Material for this task →
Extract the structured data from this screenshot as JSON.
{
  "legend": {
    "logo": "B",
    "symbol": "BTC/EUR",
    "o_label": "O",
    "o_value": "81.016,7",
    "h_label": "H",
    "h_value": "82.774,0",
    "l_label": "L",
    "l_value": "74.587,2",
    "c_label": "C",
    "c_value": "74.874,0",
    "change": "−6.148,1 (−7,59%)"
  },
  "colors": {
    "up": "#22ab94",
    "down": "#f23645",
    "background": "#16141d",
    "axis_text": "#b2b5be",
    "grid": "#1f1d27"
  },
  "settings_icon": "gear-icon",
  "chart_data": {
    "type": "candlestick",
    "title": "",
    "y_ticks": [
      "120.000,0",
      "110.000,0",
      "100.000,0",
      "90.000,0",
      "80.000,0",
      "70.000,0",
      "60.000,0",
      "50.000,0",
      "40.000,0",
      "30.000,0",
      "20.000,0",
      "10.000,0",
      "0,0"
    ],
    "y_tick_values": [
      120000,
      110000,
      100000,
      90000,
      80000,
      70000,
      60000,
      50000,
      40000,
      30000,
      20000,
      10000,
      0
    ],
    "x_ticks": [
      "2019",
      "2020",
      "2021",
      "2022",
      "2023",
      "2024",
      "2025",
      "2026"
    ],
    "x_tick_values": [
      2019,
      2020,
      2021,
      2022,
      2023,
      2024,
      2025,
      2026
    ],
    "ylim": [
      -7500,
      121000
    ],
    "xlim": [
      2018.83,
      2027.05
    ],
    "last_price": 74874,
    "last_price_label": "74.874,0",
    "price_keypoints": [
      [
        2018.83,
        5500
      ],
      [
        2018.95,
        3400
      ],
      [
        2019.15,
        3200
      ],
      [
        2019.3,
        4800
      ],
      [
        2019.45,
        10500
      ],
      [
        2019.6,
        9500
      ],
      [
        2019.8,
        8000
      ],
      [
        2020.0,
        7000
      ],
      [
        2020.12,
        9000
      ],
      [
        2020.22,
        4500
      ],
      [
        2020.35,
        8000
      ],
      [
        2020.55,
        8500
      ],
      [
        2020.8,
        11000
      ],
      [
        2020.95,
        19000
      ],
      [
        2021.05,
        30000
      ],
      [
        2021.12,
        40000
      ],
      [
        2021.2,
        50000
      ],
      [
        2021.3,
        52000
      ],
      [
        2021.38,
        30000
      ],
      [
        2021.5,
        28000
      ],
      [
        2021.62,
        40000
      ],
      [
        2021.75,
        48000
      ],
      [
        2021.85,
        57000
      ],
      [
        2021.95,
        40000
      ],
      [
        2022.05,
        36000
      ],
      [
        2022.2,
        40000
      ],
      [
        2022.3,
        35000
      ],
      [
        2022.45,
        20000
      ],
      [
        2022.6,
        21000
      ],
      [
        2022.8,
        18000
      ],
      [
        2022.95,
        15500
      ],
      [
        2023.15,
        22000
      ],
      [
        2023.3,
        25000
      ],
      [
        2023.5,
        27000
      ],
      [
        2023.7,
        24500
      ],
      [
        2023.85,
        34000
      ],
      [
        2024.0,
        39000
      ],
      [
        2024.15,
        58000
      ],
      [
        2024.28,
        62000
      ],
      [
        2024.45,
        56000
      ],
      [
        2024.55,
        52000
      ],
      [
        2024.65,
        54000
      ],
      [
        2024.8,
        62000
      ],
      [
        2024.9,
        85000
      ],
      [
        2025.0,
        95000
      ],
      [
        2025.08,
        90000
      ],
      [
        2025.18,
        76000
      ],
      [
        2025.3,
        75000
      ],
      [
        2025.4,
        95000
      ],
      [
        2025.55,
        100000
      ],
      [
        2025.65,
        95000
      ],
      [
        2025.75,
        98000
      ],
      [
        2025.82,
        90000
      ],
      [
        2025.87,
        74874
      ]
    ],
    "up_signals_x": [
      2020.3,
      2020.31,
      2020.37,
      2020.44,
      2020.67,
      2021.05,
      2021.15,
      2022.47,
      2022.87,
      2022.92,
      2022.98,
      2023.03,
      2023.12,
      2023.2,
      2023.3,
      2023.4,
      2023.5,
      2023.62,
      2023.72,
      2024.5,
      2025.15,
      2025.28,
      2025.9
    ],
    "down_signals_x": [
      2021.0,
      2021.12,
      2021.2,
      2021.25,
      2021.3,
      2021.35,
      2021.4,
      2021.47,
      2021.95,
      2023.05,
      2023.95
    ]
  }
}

What you need to do → Return what is listed above, exactly and completely.

Result of this exercise →
Extract the structured data from this screenshot as JSON.
{
  "legend": {
    "logo": "B",
    "symbol": "BTC/EUR",
    "o_label": "O",
    "o_value": "81.016,7",
    "h_label": "H",
    "h_value": "82.774,0",
    "l_label": "L",
    "l_value": "74.587,2",
    "c_label": "C",
    "c_value": "74.874,0",
    "change": "−6.148,1 (−7,59%)"
  },
  "colors": {
    "up": "#22ab94",
    "down": "#f23645",
    "background": "#16141d",
    "axis_text": "#b2b5be",
    "grid": "#1f1d27"
  },
  "settings_icon": "gear-icon",
  "chart_data": {
    "type": "candlestick",
    "title": "",
    "y_ticks": [
      "120.000,0",
      "110.000,0",
      "100.000,0",
      "90.000,0",
      "80.000,0",
      "70.000,0",
      "60.000,0",
      "50.000,0",
      "40.000,0",
      "30.000,0",
      "20.000,0",
      "10.000,0",
      "0,0"
    ],
    "y_tick_values": [
      120000,
      110000,
      100000,
      90000,
      80000,
      70000,
      60000,
      50000,
      40000,
      30000,
      20000,
      10000,
      0
    ],
    "x_ticks": [
      "2019",
      "2020",
      "2021",
      "2022",
      "2023",
      "2024",
      "2025",
      "2026"
    ],
    "x_tick_values": [
      2019,
      2020,
      2021,
      2022,
      2023,
      2024,
      2025,
      2026
    ],
    "ylim": [
      -7500,
      121000
    ],
    "xlim": [
      2018.83,
      2027.05
    ],
    "last_price": 74874,
    "last_price_label": "74.874,0",
    "price_keypoints": [
      [
        2018.83,
        5500
      ],
      [
        2018.95,
        3400
      ],
      [
        2019.15,
        3200
      ],
      [
        2019.3,
        4800
      ],
      [
        2019.45,
        10500
      ],
      [
        2019.6,
        9500
      ],
      [
        2019.8,
        8000
      ],
      [
        2020.0,
        7000
      ],
      [
        2020.12,
        9000
      ],
      [
        2020.22,
        4500
      ],
      [
        2020.35,
        8000
      ],
      [
        2020.55,
        8500
      ],
      [
        2020.8,
        11000
      ],
      [
        2020.95,
        19000
      ],
      [
        2021.05,
        30000
      ],
      [
        2021.12,
        40000
      ],
      [
        2021.2,
        50000
      ],
      [
        2021.3,
        52000
      ],
      [
        2021.38,
        30000
      ],
      [
        2021.5,
        28000
      ],
      [
        2021.62,
        40000
      ],
      [
        2021.75,
        48000
      ],
      [
        2021.85,
        57000
      ],
      [
        2021.95,
        40000
      ],
      [
        2022.05,
        36000
      ],
      [
        2022.2,
        40000
      ],
      [
        2022.3,
        35000
      ],
      [
        2022.45,
        20000
      ],
      [
        2022.6,
        21000
      ],
      [
        2022.8,
        18000
      ],
      [
        2022.95,
        15500
      ],
      [
        2023.15,
        22000
      ],
      [
        2023.3,
        25000
      ],
      [
        2023.5,
        27000
      ],
      [
        2023.7,
        24500
      ],
      [
        2023.85,
        34000
      ],
      [
        2024.0,
        39000
      ],
      [
        2024.15,
        58000
      ],
      [
        2024.28,
        62000
      ],
      [
        2024.45,
        56000
      ],
      [
        2024.55,
        52000
      ],
      [
        2024.65,
        54000
      ],
      [
        2024.8,
        62000
      ],
      [
        2024.9,
        85000
      ],
      [
        2025.0,
        95000
      ],
      [
        2025.08,
        90000
      ],
      [
        2025.18,
        76000
      ],
      [
        2025.3,
        75000
      ],
      [
        2025.4,
        95000
      ],
      [
        2025.55,
        100000
      ],
      [
        2025.65,
        95000
      ],
      [
        2025.75,
        98000
      ],
      [
        2025.82,
        90000
      ],
      [
        2025.87,
        74874
      ]
    ],
    "up_signals_x": [
      2020.3,
      2020.31,
      2020.37,
      2020.44,
      2020.67,
      2021.05,
      2021.15,
      2022.47,
      2022.87,
      2022.92,
      2022.98,
      2023.03,
      2023.12,
      2023.2,
      2023.3,
      2023.4,
      2023.5,
      2023.62,
      2023.72,
      2024.5,
      2025.15,
      2025.28,
      2025.9
    ],
    "down_signals_x": [
      2021.0,
      2021.12,
      2021.2,
      2021.25,
      2021.3,
      2021.35,
      2021.4,
      2021.47,
      2021.95,
      2023.05,
      2023.95
    ]
  }
}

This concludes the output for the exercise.